GOAL OF THE EXERCISE = Would it be possible to write out each entry below exactly, without the pictures?

RECORDS SHOWN =
»»
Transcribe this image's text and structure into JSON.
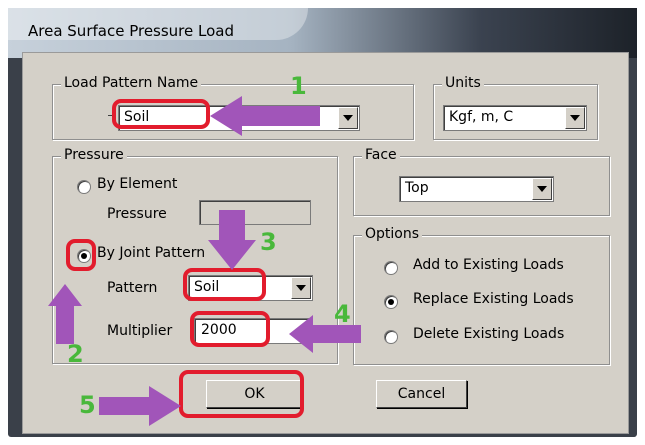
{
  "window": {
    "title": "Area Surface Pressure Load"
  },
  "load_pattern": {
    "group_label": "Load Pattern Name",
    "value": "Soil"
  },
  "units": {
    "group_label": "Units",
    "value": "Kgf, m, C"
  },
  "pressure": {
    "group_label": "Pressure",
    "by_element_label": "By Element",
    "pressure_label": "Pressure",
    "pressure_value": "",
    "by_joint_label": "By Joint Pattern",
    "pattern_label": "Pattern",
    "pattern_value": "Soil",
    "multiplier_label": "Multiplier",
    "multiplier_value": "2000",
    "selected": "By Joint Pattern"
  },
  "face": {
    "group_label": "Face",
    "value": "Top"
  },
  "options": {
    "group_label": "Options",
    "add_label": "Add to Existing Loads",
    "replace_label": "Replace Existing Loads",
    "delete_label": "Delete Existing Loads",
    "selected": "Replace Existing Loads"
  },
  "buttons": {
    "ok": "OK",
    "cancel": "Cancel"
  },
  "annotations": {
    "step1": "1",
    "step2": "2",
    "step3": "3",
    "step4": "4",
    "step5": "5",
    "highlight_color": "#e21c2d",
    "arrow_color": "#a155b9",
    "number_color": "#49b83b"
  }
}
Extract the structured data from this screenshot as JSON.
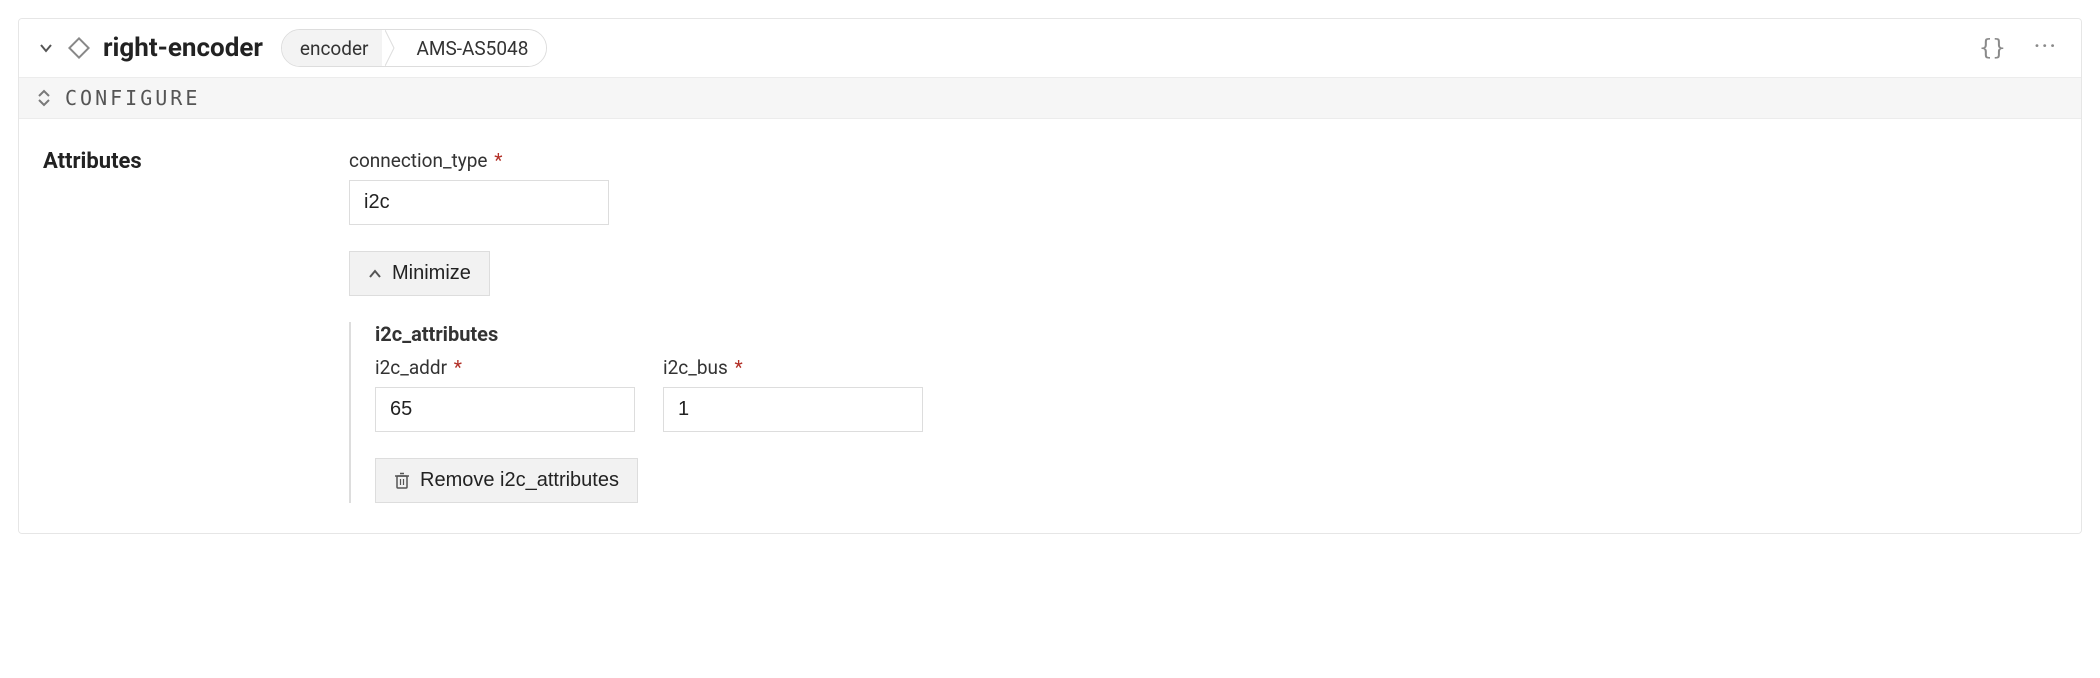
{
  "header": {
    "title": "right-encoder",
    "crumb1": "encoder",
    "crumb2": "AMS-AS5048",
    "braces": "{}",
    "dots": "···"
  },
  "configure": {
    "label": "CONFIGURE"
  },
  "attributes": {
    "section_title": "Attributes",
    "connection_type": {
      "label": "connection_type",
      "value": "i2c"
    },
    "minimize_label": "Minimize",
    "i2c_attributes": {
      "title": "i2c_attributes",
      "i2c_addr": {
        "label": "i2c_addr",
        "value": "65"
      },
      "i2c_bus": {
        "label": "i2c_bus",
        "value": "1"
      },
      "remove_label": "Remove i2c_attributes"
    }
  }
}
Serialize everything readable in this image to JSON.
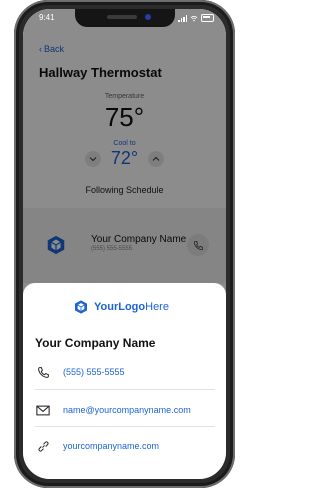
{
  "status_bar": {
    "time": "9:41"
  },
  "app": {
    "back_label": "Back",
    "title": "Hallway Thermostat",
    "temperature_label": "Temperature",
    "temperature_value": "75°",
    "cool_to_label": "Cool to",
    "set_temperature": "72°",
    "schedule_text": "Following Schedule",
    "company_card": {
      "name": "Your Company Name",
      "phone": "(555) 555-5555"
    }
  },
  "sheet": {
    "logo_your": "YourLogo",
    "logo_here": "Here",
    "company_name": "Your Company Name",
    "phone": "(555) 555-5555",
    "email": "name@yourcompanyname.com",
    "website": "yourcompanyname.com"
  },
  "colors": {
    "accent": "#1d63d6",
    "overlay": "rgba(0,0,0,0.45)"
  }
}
««
FINAL RESULT =
Transcribe this image's text and structure into JSON.
{
  "window": {
    "title": "Area Surface Pressure Load"
  },
  "load_pattern": {
    "group_label": "Load Pattern Name",
    "value": "Soil"
  },
  "units": {
    "group_label": "Units",
    "value": "Kgf, m, C"
  },
  "pressure": {
    "group_label": "Pressure",
    "by_element_label": "By Element",
    "pressure_label": "Pressure",
    "pressure_value": "",
    "by_joint_label": "By Joint Pattern",
    "pattern_label": "Pattern",
    "pattern_value": "Soil",
    "multiplier_label": "Multiplier",
    "multiplier_value": "2000",
    "selected": "By Joint Pattern"
  },
  "face": {
    "group_label": "Face",
    "value": "Top"
  },
  "options": {
    "group_label": "Options",
    "add_label": "Add to Existing Loads",
    "replace_label": "Replace Existing Loads",
    "delete_label": "Delete Existing Loads",
    "selected": "Replace Existing Loads"
  },
  "buttons": {
    "ok": "OK",
    "cancel": "Cancel"
  },
  "annotations": {
    "step1": "1",
    "step2": "2",
    "step3": "3",
    "step4": "4",
    "step5": "5",
    "highlight_color": "#e21c2d",
    "arrow_color": "#a155b9",
    "number_color": "#49b83b"
  }
}
Extract the structured data from this screenshot as JSON.
{
  "header": {
    "title": "right-encoder",
    "crumb1": "encoder",
    "crumb2": "AMS-AS5048",
    "braces": "{}",
    "dots": "···"
  },
  "configure": {
    "label": "CONFIGURE"
  },
  "attributes": {
    "section_title": "Attributes",
    "connection_type": {
      "label": "connection_type",
      "value": "i2c"
    },
    "minimize_label": "Minimize",
    "i2c_attributes": {
      "title": "i2c_attributes",
      "i2c_addr": {
        "label": "i2c_addr",
        "value": "65"
      },
      "i2c_bus": {
        "label": "i2c_bus",
        "value": "1"
      },
      "remove_label": "Remove i2c_attributes"
    }
  }
}
Serialize everything readable in this image to JSON.
{
  "status_bar": {
    "time": "9:41"
  },
  "app": {
    "back_label": "Back",
    "title": "Hallway Thermostat",
    "temperature_label": "Temperature",
    "temperature_value": "75°",
    "cool_to_label": "Cool to",
    "set_temperature": "72°",
    "schedule_text": "Following Schedule",
    "company_card": {
      "name": "Your Company Name",
      "phone": "(555) 555-5555"
    }
  },
  "sheet": {
    "logo_your": "YourLogo",
    "logo_here": "Here",
    "company_name": "Your Company Name",
    "phone": "(555) 555-5555",
    "email": "name@yourcompanyname.com",
    "website": "yourcompanyname.com"
  },
  "colors": {
    "accent": "#1d63d6",
    "overlay": "rgba(0,0,0,0.45)"
  }
}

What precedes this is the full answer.